DIRECTIONS FOR THIS TASK:
Copy all the data exactly, except the pictures.
[START]
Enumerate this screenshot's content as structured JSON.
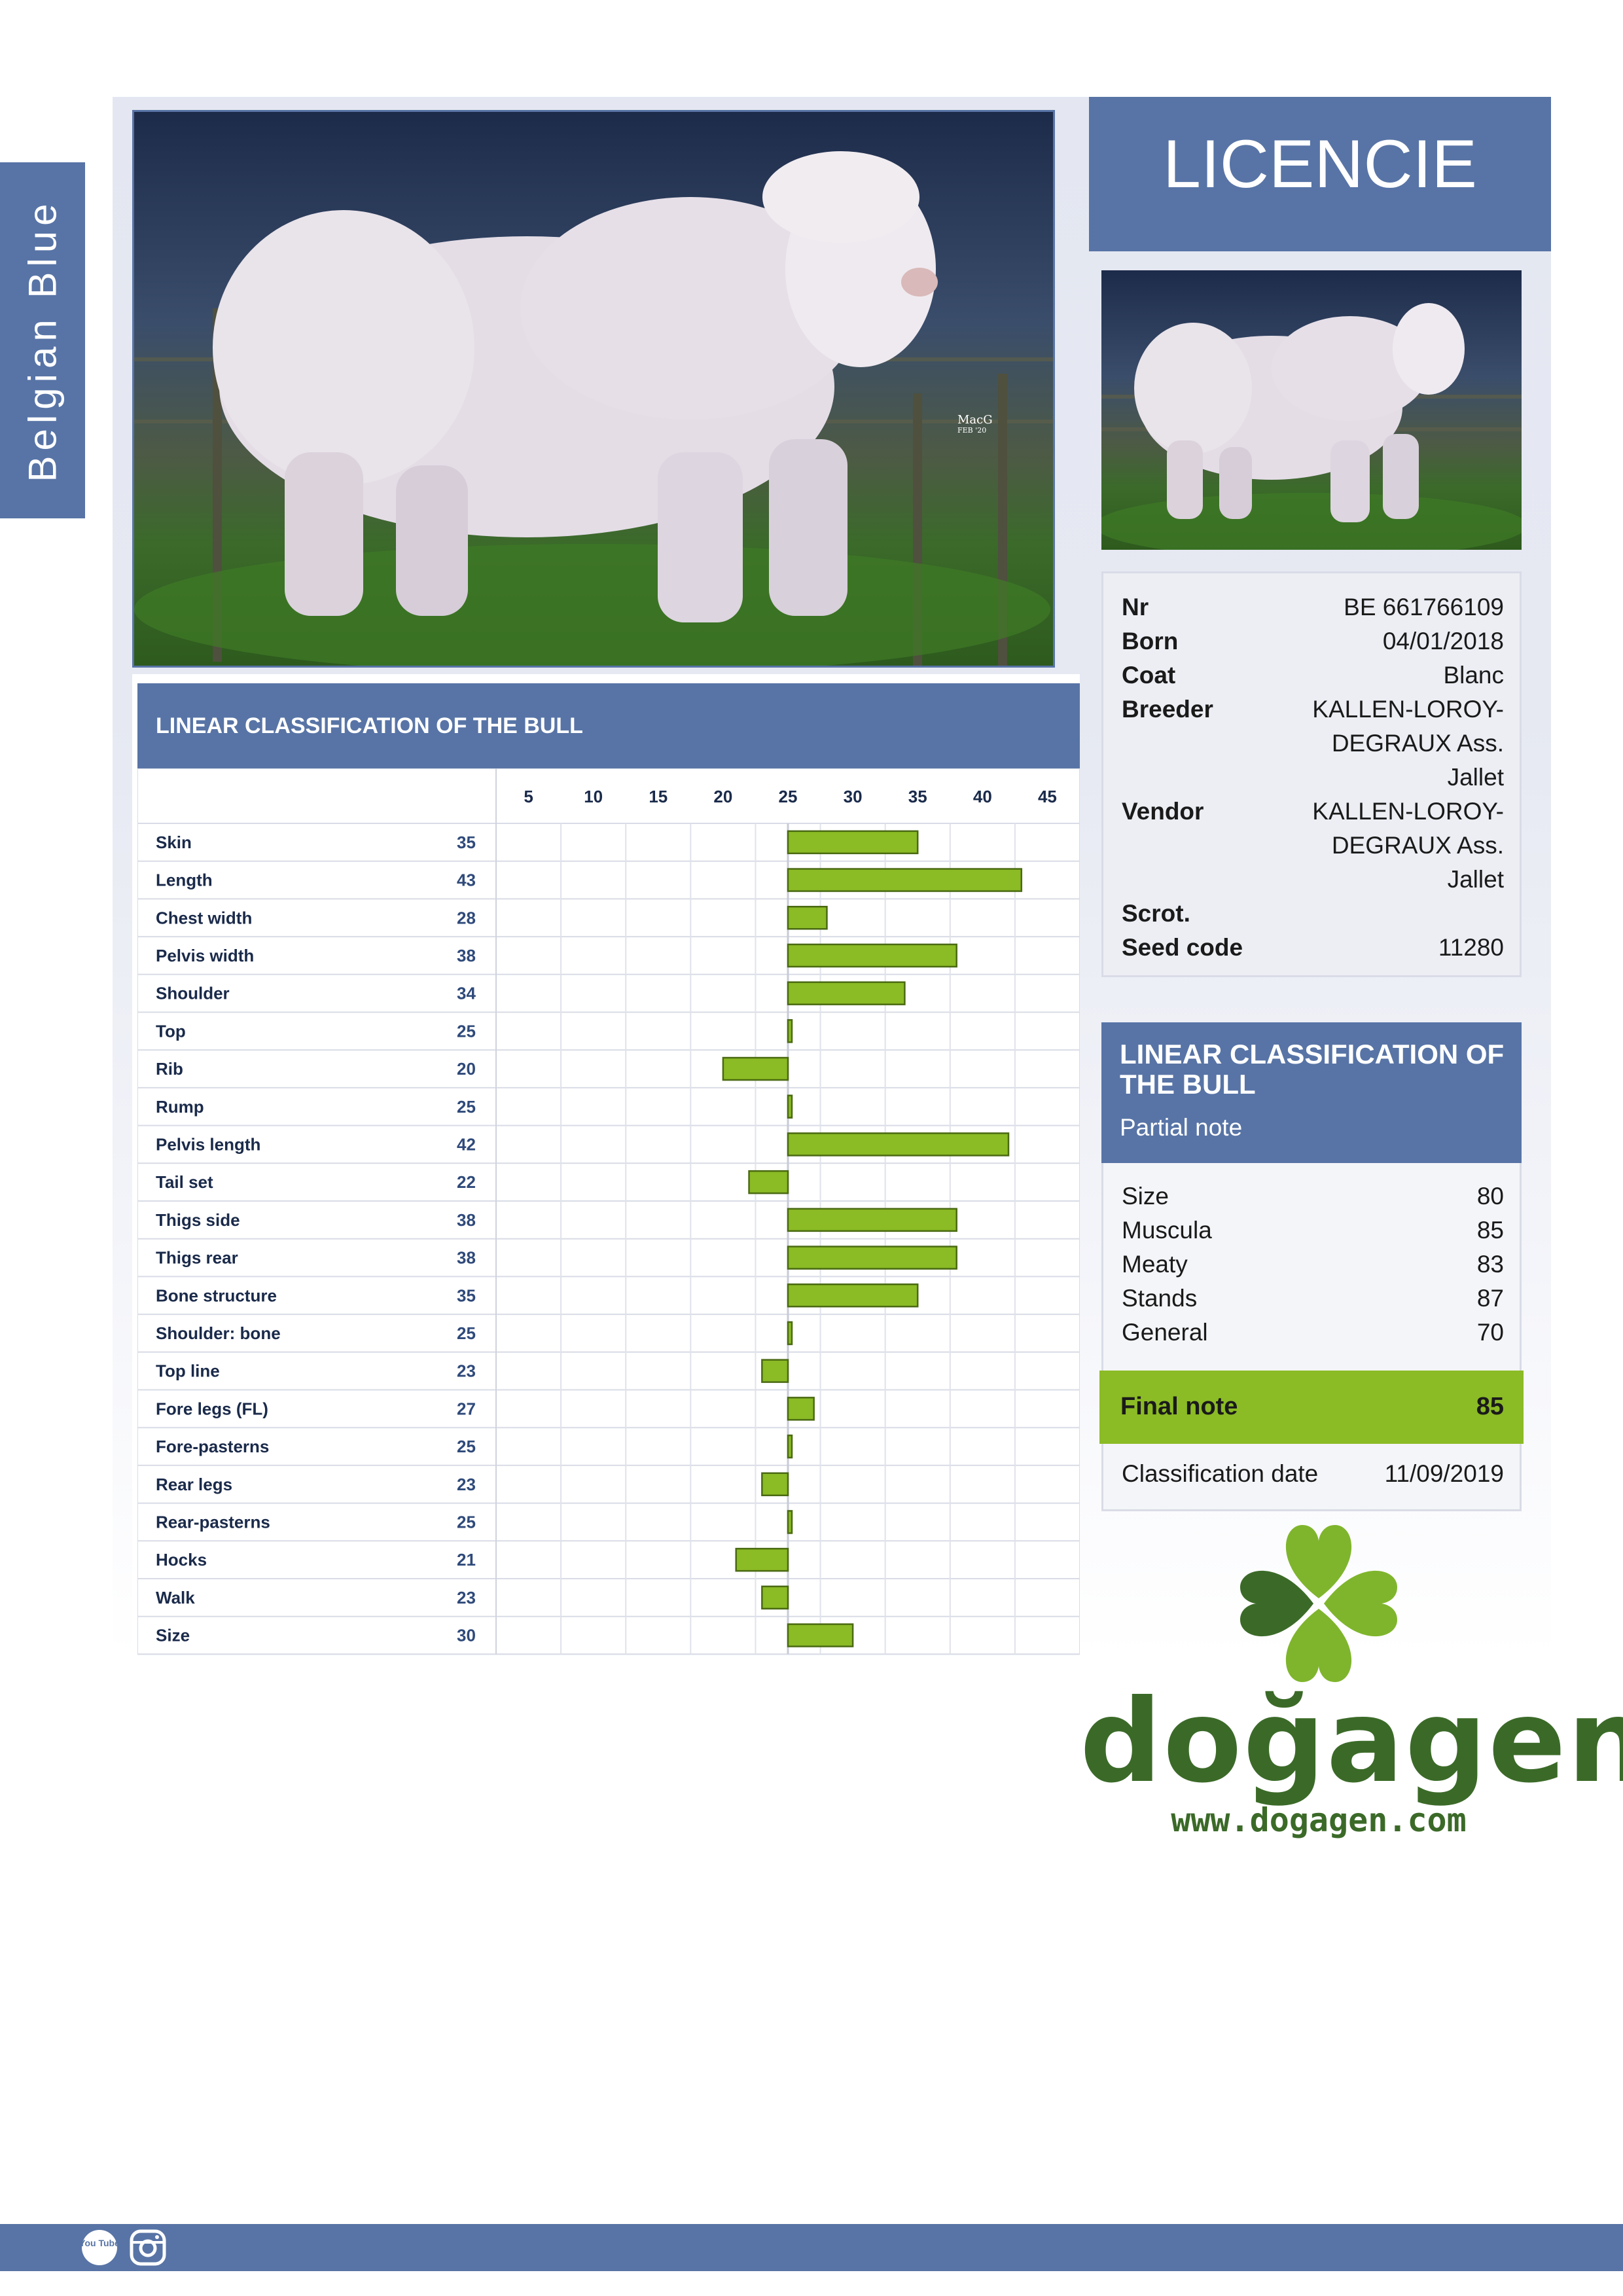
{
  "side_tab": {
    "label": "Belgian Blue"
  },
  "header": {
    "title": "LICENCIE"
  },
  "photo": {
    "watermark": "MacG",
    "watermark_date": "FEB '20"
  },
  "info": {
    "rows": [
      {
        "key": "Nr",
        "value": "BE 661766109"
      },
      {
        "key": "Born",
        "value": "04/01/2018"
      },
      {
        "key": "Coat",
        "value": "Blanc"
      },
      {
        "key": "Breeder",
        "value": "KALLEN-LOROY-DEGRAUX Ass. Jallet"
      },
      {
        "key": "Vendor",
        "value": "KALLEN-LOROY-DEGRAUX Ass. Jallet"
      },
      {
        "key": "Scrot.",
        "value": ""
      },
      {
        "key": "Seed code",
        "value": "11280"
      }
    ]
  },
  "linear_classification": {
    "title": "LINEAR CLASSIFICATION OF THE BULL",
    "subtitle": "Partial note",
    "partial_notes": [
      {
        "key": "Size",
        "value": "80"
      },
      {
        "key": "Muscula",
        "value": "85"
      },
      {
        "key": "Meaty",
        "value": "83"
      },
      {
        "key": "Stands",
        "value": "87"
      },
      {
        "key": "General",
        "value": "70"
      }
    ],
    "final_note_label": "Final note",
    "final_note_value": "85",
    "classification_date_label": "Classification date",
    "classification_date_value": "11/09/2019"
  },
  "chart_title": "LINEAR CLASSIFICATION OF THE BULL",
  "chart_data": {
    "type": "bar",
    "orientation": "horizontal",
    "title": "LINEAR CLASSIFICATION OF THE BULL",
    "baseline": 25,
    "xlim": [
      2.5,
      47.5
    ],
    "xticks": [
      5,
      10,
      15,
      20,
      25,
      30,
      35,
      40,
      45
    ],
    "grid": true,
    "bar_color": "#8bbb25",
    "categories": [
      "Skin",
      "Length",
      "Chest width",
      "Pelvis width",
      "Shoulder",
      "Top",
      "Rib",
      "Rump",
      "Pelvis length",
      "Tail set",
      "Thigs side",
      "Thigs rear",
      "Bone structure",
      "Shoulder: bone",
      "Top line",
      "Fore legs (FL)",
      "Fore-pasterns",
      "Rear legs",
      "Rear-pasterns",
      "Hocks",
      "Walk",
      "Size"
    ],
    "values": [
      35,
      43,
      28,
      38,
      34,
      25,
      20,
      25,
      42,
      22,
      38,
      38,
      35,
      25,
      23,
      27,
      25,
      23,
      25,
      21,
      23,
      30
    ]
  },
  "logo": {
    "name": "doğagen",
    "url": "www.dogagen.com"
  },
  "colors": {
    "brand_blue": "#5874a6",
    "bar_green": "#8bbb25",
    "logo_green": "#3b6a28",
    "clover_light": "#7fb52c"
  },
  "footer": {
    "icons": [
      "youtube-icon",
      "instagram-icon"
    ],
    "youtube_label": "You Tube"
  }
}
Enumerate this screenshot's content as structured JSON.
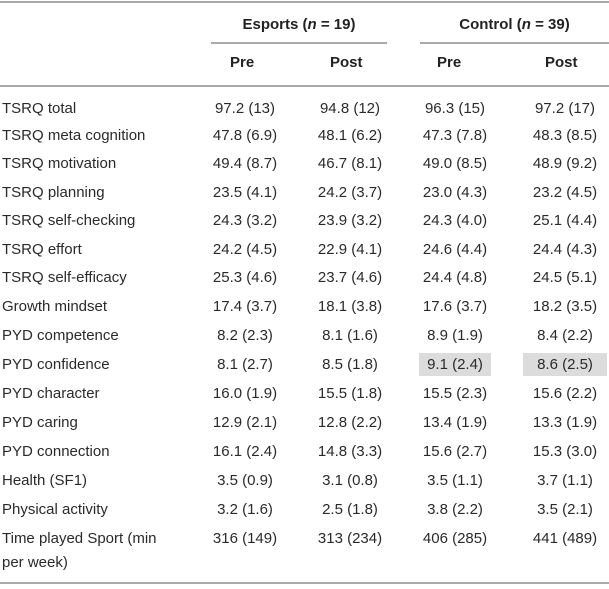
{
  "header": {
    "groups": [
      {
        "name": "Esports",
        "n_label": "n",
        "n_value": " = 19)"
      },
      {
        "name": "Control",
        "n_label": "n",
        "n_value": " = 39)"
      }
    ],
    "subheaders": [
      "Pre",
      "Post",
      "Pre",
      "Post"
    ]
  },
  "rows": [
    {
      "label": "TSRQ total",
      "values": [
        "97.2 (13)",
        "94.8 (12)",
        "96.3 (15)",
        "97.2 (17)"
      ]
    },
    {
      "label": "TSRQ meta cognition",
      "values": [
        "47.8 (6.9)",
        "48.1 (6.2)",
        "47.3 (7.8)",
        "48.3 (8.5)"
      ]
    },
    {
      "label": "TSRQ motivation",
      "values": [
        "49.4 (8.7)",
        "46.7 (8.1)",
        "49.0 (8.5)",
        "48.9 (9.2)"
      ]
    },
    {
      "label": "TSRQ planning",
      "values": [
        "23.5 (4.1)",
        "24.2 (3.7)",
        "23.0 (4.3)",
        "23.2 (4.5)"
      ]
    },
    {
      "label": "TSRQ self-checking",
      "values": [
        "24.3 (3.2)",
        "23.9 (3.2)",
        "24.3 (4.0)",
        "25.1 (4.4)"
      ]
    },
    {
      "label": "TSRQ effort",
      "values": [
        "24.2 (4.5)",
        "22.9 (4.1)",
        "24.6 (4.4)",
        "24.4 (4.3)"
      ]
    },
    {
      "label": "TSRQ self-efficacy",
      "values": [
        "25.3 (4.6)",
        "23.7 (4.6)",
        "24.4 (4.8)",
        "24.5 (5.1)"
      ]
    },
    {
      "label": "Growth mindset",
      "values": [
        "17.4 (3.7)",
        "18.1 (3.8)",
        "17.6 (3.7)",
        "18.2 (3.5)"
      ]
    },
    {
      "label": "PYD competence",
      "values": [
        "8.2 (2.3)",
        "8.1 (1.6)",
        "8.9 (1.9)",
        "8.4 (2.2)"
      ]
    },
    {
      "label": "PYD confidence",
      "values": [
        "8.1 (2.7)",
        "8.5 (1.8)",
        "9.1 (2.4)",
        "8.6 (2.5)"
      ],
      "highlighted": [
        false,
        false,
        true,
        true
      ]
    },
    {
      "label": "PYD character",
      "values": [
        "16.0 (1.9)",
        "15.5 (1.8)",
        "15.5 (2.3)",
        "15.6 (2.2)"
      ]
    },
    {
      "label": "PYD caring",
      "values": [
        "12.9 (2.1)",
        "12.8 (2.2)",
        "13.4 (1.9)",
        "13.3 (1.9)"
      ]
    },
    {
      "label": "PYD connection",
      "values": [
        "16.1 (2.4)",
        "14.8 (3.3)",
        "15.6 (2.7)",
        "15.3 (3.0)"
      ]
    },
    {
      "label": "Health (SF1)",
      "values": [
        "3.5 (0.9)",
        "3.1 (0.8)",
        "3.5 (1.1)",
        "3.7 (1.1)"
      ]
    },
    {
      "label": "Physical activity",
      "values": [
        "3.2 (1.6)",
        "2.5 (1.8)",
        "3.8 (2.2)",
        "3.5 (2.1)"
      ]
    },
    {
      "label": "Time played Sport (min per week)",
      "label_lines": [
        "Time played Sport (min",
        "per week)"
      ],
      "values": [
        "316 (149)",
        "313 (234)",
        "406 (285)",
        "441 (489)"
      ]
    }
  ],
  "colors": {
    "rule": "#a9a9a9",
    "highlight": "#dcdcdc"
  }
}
[END]
COMPLETED TASK:
Enumerate this screenshot's content as structured JSON.
{
  "side_tab": {
    "label": "Belgian Blue"
  },
  "header": {
    "title": "LICENCIE"
  },
  "photo": {
    "watermark": "MacG",
    "watermark_date": "FEB '20"
  },
  "info": {
    "rows": [
      {
        "key": "Nr",
        "value": "BE 661766109"
      },
      {
        "key": "Born",
        "value": "04/01/2018"
      },
      {
        "key": "Coat",
        "value": "Blanc"
      },
      {
        "key": "Breeder",
        "value": "KALLEN-LOROY-DEGRAUX Ass. Jallet"
      },
      {
        "key": "Vendor",
        "value": "KALLEN-LOROY-DEGRAUX Ass. Jallet"
      },
      {
        "key": "Scrot.",
        "value": ""
      },
      {
        "key": "Seed code",
        "value": "11280"
      }
    ]
  },
  "linear_classification": {
    "title": "LINEAR CLASSIFICATION OF THE BULL",
    "subtitle": "Partial note",
    "partial_notes": [
      {
        "key": "Size",
        "value": "80"
      },
      {
        "key": "Muscula",
        "value": "85"
      },
      {
        "key": "Meaty",
        "value": "83"
      },
      {
        "key": "Stands",
        "value": "87"
      },
      {
        "key": "General",
        "value": "70"
      }
    ],
    "final_note_label": "Final note",
    "final_note_value": "85",
    "classification_date_label": "Classification date",
    "classification_date_value": "11/09/2019"
  },
  "chart_title": "LINEAR CLASSIFICATION OF THE BULL",
  "chart_data": {
    "type": "bar",
    "orientation": "horizontal",
    "title": "LINEAR CLASSIFICATION OF THE BULL",
    "baseline": 25,
    "xlim": [
      2.5,
      47.5
    ],
    "xticks": [
      5,
      10,
      15,
      20,
      25,
      30,
      35,
      40,
      45
    ],
    "grid": true,
    "bar_color": "#8bbb25",
    "categories": [
      "Skin",
      "Length",
      "Chest width",
      "Pelvis width",
      "Shoulder",
      "Top",
      "Rib",
      "Rump",
      "Pelvis length",
      "Tail set",
      "Thigs side",
      "Thigs rear",
      "Bone structure",
      "Shoulder: bone",
      "Top line",
      "Fore legs (FL)",
      "Fore-pasterns",
      "Rear legs",
      "Rear-pasterns",
      "Hocks",
      "Walk",
      "Size"
    ],
    "values": [
      35,
      43,
      28,
      38,
      34,
      25,
      20,
      25,
      42,
      22,
      38,
      38,
      35,
      25,
      23,
      27,
      25,
      23,
      25,
      21,
      23,
      30
    ]
  },
  "logo": {
    "name": "doğagen",
    "url": "www.dogagen.com"
  },
  "colors": {
    "brand_blue": "#5874a6",
    "bar_green": "#8bbb25",
    "logo_green": "#3b6a28",
    "clover_light": "#7fb52c"
  },
  "footer": {
    "icons": [
      "youtube-icon",
      "instagram-icon"
    ],
    "youtube_label": "You Tube"
  }
}
Enumerate this screenshot's content as structured JSON.
{
  "header": {
    "groups": [
      {
        "name": "Esports",
        "n_label": "n",
        "n_value": " = 19)"
      },
      {
        "name": "Control",
        "n_label": "n",
        "n_value": " = 39)"
      }
    ],
    "subheaders": [
      "Pre",
      "Post",
      "Pre",
      "Post"
    ]
  },
  "rows": [
    {
      "label": "TSRQ total",
      "values": [
        "97.2 (13)",
        "94.8 (12)",
        "96.3 (15)",
        "97.2 (17)"
      ]
    },
    {
      "label": "TSRQ meta cognition",
      "values": [
        "47.8 (6.9)",
        "48.1 (6.2)",
        "47.3 (7.8)",
        "48.3 (8.5)"
      ]
    },
    {
      "label": "TSRQ motivation",
      "values": [
        "49.4 (8.7)",
        "46.7 (8.1)",
        "49.0 (8.5)",
        "48.9 (9.2)"
      ]
    },
    {
      "label": "TSRQ planning",
      "values": [
        "23.5 (4.1)",
        "24.2 (3.7)",
        "23.0 (4.3)",
        "23.2 (4.5)"
      ]
    },
    {
      "label": "TSRQ self-checking",
      "values": [
        "24.3 (3.2)",
        "23.9 (3.2)",
        "24.3 (4.0)",
        "25.1 (4.4)"
      ]
    },
    {
      "label": "TSRQ effort",
      "values": [
        "24.2 (4.5)",
        "22.9 (4.1)",
        "24.6 (4.4)",
        "24.4 (4.3)"
      ]
    },
    {
      "label": "TSRQ self-efficacy",
      "values": [
        "25.3 (4.6)",
        "23.7 (4.6)",
        "24.4 (4.8)",
        "24.5 (5.1)"
      ]
    },
    {
      "label": "Growth mindset",
      "values": [
        "17.4 (3.7)",
        "18.1 (3.8)",
        "17.6 (3.7)",
        "18.2 (3.5)"
      ]
    },
    {
      "label": "PYD competence",
      "values": [
        "8.2 (2.3)",
        "8.1 (1.6)",
        "8.9 (1.9)",
        "8.4 (2.2)"
      ]
    },
    {
      "label": "PYD confidence",
      "values": [
        "8.1 (2.7)",
        "8.5 (1.8)",
        "9.1 (2.4)",
        "8.6 (2.5)"
      ],
      "highlighted": [
        false,
        false,
        true,
        true
      ]
    },
    {
      "label": "PYD character",
      "values": [
        "16.0 (1.9)",
        "15.5 (1.8)",
        "15.5 (2.3)",
        "15.6 (2.2)"
      ]
    },
    {
      "label": "PYD caring",
      "values": [
        "12.9 (2.1)",
        "12.8 (2.2)",
        "13.4 (1.9)",
        "13.3 (1.9)"
      ]
    },
    {
      "label": "PYD connection",
      "values": [
        "16.1 (2.4)",
        "14.8 (3.3)",
        "15.6 (2.7)",
        "15.3 (3.0)"
      ]
    },
    {
      "label": "Health (SF1)",
      "values": [
        "3.5 (0.9)",
        "3.1 (0.8)",
        "3.5 (1.1)",
        "3.7 (1.1)"
      ]
    },
    {
      "label": "Physical activity",
      "values": [
        "3.2 (1.6)",
        "2.5 (1.8)",
        "3.8 (2.2)",
        "3.5 (2.1)"
      ]
    },
    {
      "label": "Time played Sport (min per week)",
      "label_lines": [
        "Time played Sport (min",
        "per week)"
      ],
      "values": [
        "316 (149)",
        "313 (234)",
        "406 (285)",
        "441 (489)"
      ]
    }
  ],
  "colors": {
    "rule": "#a9a9a9",
    "highlight": "#dcdcdc"
  }
}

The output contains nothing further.